Exact copies are required of the lines from the line containing "OCR this image." through the final line of the listing, both included, and of no other lines.

+++ Material shown

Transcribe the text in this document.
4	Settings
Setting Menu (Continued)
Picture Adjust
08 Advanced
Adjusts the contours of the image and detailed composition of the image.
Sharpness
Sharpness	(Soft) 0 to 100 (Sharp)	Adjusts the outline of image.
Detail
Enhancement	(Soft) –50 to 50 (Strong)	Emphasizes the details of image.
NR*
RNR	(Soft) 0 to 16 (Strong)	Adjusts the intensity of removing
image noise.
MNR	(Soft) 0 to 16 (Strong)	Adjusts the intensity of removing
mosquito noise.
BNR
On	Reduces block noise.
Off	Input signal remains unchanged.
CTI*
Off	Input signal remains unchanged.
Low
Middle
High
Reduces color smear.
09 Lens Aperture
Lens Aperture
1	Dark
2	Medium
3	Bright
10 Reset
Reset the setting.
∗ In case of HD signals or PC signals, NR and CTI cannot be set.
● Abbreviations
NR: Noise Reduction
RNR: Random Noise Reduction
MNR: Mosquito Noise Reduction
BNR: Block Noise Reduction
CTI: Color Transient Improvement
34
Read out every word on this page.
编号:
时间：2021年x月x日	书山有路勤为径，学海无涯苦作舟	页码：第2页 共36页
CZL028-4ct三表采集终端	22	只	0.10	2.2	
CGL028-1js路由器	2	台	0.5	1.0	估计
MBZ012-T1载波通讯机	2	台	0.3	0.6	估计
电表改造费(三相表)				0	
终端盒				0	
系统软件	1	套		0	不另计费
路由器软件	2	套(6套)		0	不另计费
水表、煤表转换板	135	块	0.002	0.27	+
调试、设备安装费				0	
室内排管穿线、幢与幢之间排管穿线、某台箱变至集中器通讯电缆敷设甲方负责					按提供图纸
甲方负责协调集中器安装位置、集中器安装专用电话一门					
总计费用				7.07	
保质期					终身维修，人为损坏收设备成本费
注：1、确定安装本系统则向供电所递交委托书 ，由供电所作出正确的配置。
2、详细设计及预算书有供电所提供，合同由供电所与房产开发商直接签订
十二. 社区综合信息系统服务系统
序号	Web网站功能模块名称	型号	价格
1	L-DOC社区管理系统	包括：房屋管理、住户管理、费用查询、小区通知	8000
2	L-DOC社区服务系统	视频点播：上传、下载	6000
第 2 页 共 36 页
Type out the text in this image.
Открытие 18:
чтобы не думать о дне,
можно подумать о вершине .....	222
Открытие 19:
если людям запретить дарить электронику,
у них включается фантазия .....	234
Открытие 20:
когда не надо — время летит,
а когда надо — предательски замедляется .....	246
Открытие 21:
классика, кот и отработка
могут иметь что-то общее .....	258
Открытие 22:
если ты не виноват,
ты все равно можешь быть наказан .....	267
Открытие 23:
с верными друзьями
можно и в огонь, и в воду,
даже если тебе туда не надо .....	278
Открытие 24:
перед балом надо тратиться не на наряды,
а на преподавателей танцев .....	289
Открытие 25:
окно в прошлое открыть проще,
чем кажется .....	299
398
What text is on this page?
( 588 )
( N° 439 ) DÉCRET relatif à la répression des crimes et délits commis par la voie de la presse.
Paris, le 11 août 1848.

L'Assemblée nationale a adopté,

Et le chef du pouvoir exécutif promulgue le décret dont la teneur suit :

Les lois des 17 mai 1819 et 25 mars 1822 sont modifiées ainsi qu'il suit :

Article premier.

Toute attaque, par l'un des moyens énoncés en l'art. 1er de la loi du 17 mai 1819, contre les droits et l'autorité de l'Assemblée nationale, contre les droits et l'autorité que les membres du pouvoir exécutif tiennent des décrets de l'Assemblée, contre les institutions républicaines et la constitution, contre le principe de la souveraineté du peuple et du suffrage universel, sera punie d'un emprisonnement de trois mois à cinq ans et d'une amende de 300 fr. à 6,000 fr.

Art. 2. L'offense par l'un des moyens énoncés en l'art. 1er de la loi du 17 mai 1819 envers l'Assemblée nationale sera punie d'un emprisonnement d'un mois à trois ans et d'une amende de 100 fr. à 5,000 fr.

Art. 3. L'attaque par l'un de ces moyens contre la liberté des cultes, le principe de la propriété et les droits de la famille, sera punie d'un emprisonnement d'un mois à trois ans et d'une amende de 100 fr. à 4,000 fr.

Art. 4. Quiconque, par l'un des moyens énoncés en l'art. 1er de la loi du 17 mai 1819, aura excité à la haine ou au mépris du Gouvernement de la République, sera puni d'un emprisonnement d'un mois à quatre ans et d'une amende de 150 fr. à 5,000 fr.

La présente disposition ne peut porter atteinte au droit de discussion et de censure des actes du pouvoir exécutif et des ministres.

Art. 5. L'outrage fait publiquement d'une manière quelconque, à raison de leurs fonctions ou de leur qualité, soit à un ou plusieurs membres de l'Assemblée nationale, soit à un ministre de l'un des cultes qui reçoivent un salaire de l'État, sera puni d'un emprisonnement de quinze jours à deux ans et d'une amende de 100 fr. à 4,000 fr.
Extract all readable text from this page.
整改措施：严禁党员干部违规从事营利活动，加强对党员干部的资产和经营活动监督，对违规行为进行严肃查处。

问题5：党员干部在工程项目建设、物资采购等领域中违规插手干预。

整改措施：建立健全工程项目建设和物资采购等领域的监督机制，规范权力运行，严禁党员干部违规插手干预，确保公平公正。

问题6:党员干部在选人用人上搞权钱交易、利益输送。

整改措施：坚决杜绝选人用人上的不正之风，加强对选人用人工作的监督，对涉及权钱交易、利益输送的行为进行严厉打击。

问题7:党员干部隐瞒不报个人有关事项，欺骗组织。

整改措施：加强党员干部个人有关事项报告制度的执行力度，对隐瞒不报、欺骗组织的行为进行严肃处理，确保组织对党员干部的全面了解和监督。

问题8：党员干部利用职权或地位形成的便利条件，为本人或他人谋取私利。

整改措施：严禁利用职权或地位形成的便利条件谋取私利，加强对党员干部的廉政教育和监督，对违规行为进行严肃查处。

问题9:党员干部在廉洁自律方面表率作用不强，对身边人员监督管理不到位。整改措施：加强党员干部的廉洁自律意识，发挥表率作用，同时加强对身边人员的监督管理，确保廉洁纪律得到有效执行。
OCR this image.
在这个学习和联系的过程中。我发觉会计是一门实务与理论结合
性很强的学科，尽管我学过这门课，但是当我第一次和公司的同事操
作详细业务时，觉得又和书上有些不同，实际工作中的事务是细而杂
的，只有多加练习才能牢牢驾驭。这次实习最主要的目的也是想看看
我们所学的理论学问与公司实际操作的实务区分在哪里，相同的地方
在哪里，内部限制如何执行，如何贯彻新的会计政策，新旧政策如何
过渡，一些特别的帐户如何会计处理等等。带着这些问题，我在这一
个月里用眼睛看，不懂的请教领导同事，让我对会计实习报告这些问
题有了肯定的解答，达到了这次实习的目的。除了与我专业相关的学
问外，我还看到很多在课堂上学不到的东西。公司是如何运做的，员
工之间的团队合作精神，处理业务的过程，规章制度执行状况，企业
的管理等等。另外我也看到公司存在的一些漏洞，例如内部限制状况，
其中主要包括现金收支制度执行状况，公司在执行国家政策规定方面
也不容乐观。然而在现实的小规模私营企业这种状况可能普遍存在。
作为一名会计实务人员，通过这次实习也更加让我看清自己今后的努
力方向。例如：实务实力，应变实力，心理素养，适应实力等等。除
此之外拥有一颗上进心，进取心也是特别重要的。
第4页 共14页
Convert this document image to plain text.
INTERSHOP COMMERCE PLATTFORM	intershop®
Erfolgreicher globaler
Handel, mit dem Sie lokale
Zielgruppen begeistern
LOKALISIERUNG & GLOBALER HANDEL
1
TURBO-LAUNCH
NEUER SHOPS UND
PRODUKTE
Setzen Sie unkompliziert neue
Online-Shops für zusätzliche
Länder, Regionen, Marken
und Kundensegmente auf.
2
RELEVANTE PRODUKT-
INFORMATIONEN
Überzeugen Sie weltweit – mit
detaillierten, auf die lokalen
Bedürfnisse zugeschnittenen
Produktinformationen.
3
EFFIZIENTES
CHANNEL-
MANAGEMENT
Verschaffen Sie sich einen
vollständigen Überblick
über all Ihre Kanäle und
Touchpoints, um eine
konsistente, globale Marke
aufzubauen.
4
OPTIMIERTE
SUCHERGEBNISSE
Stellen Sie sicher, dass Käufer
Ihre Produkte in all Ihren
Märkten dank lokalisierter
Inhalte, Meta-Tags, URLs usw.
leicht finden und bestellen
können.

++++++

- [Finished task]:
OCR this image.
在这个学习和联系的过程中。我发觉会计是一门实务与理论结合
性很强的学科，尽管我学过这门课，但是当我第一次和公司的同事操
作详细业务时，觉得又和书上有些不同，实际工作中的事务是细而杂
的，只有多加练习才能牢牢驾驭。这次实习最主要的目的也是想看看
我们所学的理论学问与公司实际操作的实务区分在哪里，相同的地方
在哪里，内部限制如何执行，如何贯彻新的会计政策，新旧政策如何
过渡，一些特别的帐户如何会计处理等等。带着这些问题，我在这一
个月里用眼睛看，不懂的请教领导同事，让我对会计实习报告这些问
题有了肯定的解答，达到了这次实习的目的。除了与我专业相关的学
问外，我还看到很多在课堂上学不到的东西。公司是如何运做的，员
工之间的团队合作精神，处理业务的过程，规章制度执行状况，企业
的管理等等。另外我也看到公司存在的一些漏洞，例如内部限制状况，
其中主要包括现金收支制度执行状况，公司在执行国家政策规定方面
也不容乐观。然而在现实的小规模私营企业这种状况可能普遍存在。
作为一名会计实务人员，通过这次实习也更加让我看清自己今后的努
力方向。例如：实务实力，应变实力，心理素养，适应实力等等。除
此之外拥有一颗上进心，进取心也是特别重要的。
第4页 共14页
Convert this document image to plain text.
INTERSHOP COMMERCE PLATTFORM	intershop®
Erfolgreicher globaler
Handel, mit dem Sie lokale
Zielgruppen begeistern
LOKALISIERUNG & GLOBALER HANDEL
1
TURBO-LAUNCH
NEUER SHOPS UND
PRODUKTE
Setzen Sie unkompliziert neue
Online-Shops für zusätzliche
Länder, Regionen, Marken
und Kundensegmente auf.
2
RELEVANTE PRODUKT-
INFORMATIONEN
Überzeugen Sie weltweit – mit
detaillierten, auf die lokalen
Bedürfnisse zugeschnittenen
Produktinformationen.
3
EFFIZIENTES
CHANNEL-
MANAGEMENT
Verschaffen Sie sich einen
vollständigen Überblick
über all Ihre Kanäle und
Touchpoints, um eine
konsistente, globale Marke
aufzubauen.
4
OPTIMIERTE
SUCHERGEBNISSE
Stellen Sie sicher, dass Käufer
Ihre Produkte in all Ihren
Märkten dank lokalisierter
Inhalte, Meta-Tags, URLs usw.
leicht finden und bestellen
können.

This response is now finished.